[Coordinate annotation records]
—————

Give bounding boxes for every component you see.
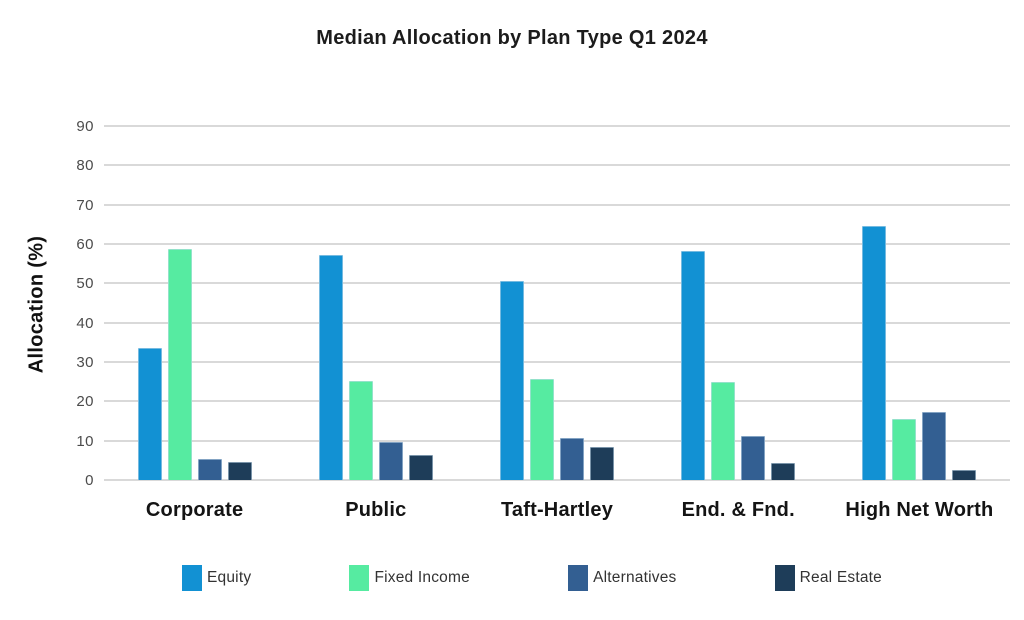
bar-real-estate-taft-hartley xyxy=(590,447,614,480)
bar-group-high-net-worth xyxy=(829,126,1010,480)
gridline-10 xyxy=(104,439,1010,442)
gridline-80 xyxy=(104,164,1010,167)
legend: Equity Fixed Income Alternatives Real Estat… xyxy=(182,565,882,591)
bar-groups xyxy=(104,126,1010,480)
bar-fixed-income-public xyxy=(348,380,373,480)
x-label-public: Public xyxy=(345,499,407,521)
legend-label-real-estate: Real Estate xyxy=(799,569,882,586)
legend-item-alternatives: Alternatives xyxy=(568,565,676,591)
bar-equity-public xyxy=(318,255,343,480)
bar-alternatives-public xyxy=(378,442,403,480)
bar-fixed-income-taft-hartley xyxy=(530,378,554,480)
gridline-70 xyxy=(104,203,1010,206)
bar-fixed-income-corporate xyxy=(167,248,192,480)
gridline-40 xyxy=(104,321,1010,324)
bar-fixed-income-high-net-worth xyxy=(892,419,917,480)
legend-label-fixed-income: Fixed Income xyxy=(374,569,470,586)
legend-swatch-real-estate xyxy=(774,565,795,591)
x-label-end-fnd: End. & Fnd. xyxy=(681,499,795,521)
legend-item-fixed-income: Fixed Income xyxy=(349,565,470,591)
gridline-20 xyxy=(104,400,1010,403)
y-axis-ticks: 0 10 20 30 40 50 60 70 80 90 xyxy=(0,118,94,489)
plot-area xyxy=(104,125,1010,481)
bar-alternatives-high-net-worth xyxy=(922,411,947,480)
bar-alternatives-taft-hartley xyxy=(560,437,584,480)
x-axis-labels: Corporate Public Taft-Hartley End. & Fnd. Hi… xyxy=(104,499,1010,522)
gridline-30 xyxy=(104,361,1010,364)
legend-swatch-alternatives xyxy=(568,565,589,591)
bar-equity-high-net-worth xyxy=(862,226,887,480)
bar-group-end-fnd xyxy=(648,126,829,480)
y-tick-label-80: 80 xyxy=(76,157,94,175)
bar-group-taft-hartley xyxy=(466,126,647,480)
legend-label-alternatives: Alternatives xyxy=(593,569,677,586)
x-label-taft-hartley: Taft-Hartley xyxy=(500,499,614,521)
y-tick-label-60: 60 xyxy=(76,236,94,254)
legend-item-equity: Equity xyxy=(182,565,251,591)
y-tick-label-10: 10 xyxy=(76,432,94,450)
bar-real-estate-end-fnd xyxy=(771,462,796,480)
legend-label-equity: Equity xyxy=(207,569,252,586)
bar-group-public xyxy=(285,126,466,480)
bar-alternatives-end-fnd xyxy=(741,435,766,480)
legend-swatch-fixed-income xyxy=(349,565,370,591)
bar-group-corporate xyxy=(104,126,285,480)
bar-real-estate-corporate xyxy=(227,462,252,480)
legend-swatch-equity xyxy=(182,565,202,591)
gridline-0 xyxy=(104,479,1010,481)
y-tick-label-70: 70 xyxy=(76,196,94,214)
bar-equity-end-fnd xyxy=(681,250,706,480)
y-tick-label-90: 90 xyxy=(76,118,94,135)
bar-equity-taft-hartley xyxy=(500,280,524,480)
bar-real-estate-high-net-worth xyxy=(952,470,977,480)
gridline-60 xyxy=(104,243,1010,246)
gridline-50 xyxy=(104,282,1010,285)
y-tick-label-30: 30 xyxy=(76,354,94,372)
legend-item-real-estate: Real Estate xyxy=(774,565,882,591)
x-label-high-net-worth: High Net Worth xyxy=(845,499,994,521)
y-tick-label-50: 50 xyxy=(76,275,94,293)
y-tick-label-20: 20 xyxy=(76,393,94,411)
bar-equity-corporate xyxy=(137,348,162,480)
chart-title: Median Allocation by Plan Type Q1 2024 xyxy=(316,27,708,49)
x-label-corporate: Corporate xyxy=(145,499,244,521)
bar-real-estate-public xyxy=(408,454,433,480)
gridline-90 xyxy=(104,125,1010,127)
y-tick-label-40: 40 xyxy=(76,314,94,332)
bar-alternatives-corporate xyxy=(197,458,222,480)
bar-fixed-income-end-fnd xyxy=(711,381,736,480)
y-tick-label-0: 0 xyxy=(85,472,94,489)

—————

[REQUIRED TASK]
Copy every line of the records above word for word, omitting the pictures.

[RESPONSE TO THIS TASK]
Give bounding boxes for every component you see.
bar-real-estate-taft-hartley xyxy=(590,447,614,480)
bar-group-high-net-worth xyxy=(829,126,1010,480)
gridline-10 xyxy=(104,439,1010,442)
gridline-80 xyxy=(104,164,1010,167)
legend: Equity Fixed Income Alternatives Real Estat… xyxy=(182,565,882,591)
bar-groups xyxy=(104,126,1010,480)
bar-fixed-income-public xyxy=(348,380,373,480)
x-label-public: Public xyxy=(345,499,407,521)
legend-label-real-estate: Real Estate xyxy=(799,569,882,586)
legend-item-alternatives: Alternatives xyxy=(568,565,676,591)
bar-equity-public xyxy=(318,255,343,480)
bar-alternatives-public xyxy=(378,442,403,480)
bar-fixed-income-taft-hartley xyxy=(530,378,554,480)
gridline-70 xyxy=(104,203,1010,206)
bar-fixed-income-corporate xyxy=(167,248,192,480)
gridline-40 xyxy=(104,321,1010,324)
bar-fixed-income-high-net-worth xyxy=(892,419,917,480)
legend-label-fixed-income: Fixed Income xyxy=(374,569,470,586)
legend-swatch-real-estate xyxy=(774,565,795,591)
x-label-end-fnd: End. & Fnd. xyxy=(681,499,795,521)
legend-item-fixed-income: Fixed Income xyxy=(349,565,470,591)
gridline-20 xyxy=(104,400,1010,403)
y-axis-ticks: 0 10 20 30 40 50 60 70 80 90 xyxy=(0,118,94,489)
plot-area xyxy=(104,125,1010,481)
bar-alternatives-high-net-worth xyxy=(922,411,947,480)
bar-alternatives-taft-hartley xyxy=(560,437,584,480)
x-axis-labels: Corporate Public Taft-Hartley End. & Fnd. Hi… xyxy=(104,499,1010,522)
gridline-30 xyxy=(104,361,1010,364)
legend-swatch-alternatives xyxy=(568,565,589,591)
bar-equity-high-net-worth xyxy=(862,226,887,480)
bar-group-end-fnd xyxy=(648,126,829,480)
y-tick-label-80: 80 xyxy=(76,157,94,175)
bar-group-taft-hartley xyxy=(466,126,647,480)
legend-label-alternatives: Alternatives xyxy=(593,569,677,586)
x-label-taft-hartley: Taft-Hartley xyxy=(500,499,614,521)
y-tick-label-60: 60 xyxy=(76,236,94,254)
legend-item-equity: Equity xyxy=(182,565,251,591)
y-tick-label-10: 10 xyxy=(76,432,94,450)
bar-real-estate-end-fnd xyxy=(771,462,796,480)
legend-label-equity: Equity xyxy=(207,569,252,586)
bar-group-public xyxy=(285,126,466,480)
bar-alternatives-end-fnd xyxy=(741,435,766,480)
legend-swatch-fixed-income xyxy=(349,565,370,591)
bar-group-corporate xyxy=(104,126,285,480)
bar-real-estate-corporate xyxy=(227,462,252,480)
legend-swatch-equity xyxy=(182,565,202,591)
gridline-0 xyxy=(104,479,1010,481)
y-tick-label-70: 70 xyxy=(76,196,94,214)
bar-equity-end-fnd xyxy=(681,250,706,480)
y-tick-label-90: 90 xyxy=(76,118,94,135)
bar-equity-taft-hartley xyxy=(500,280,524,480)
bar-real-estate-high-net-worth xyxy=(952,470,977,480)
gridline-60 xyxy=(104,243,1010,246)
gridline-50 xyxy=(104,282,1010,285)
y-tick-label-30: 30 xyxy=(76,354,94,372)
legend-item-real-estate: Real Estate xyxy=(774,565,882,591)
x-label-high-net-worth: High Net Worth xyxy=(845,499,994,521)
y-tick-label-50: 50 xyxy=(76,275,94,293)
y-tick-label-20: 20 xyxy=(76,393,94,411)
bar-equity-corporate xyxy=(137,348,162,480)
chart-title: Median Allocation by Plan Type Q1 2024 xyxy=(316,27,708,49)
x-label-corporate: Corporate xyxy=(145,499,244,521)
bar-real-estate-public xyxy=(408,454,433,480)
gridline-90 xyxy=(104,125,1010,127)
y-tick-label-40: 40 xyxy=(76,314,94,332)
bar-alternatives-corporate xyxy=(197,458,222,480)
bar-fixed-income-end-fnd xyxy=(711,381,736,480)
y-tick-label-0: 0 xyxy=(85,472,94,489)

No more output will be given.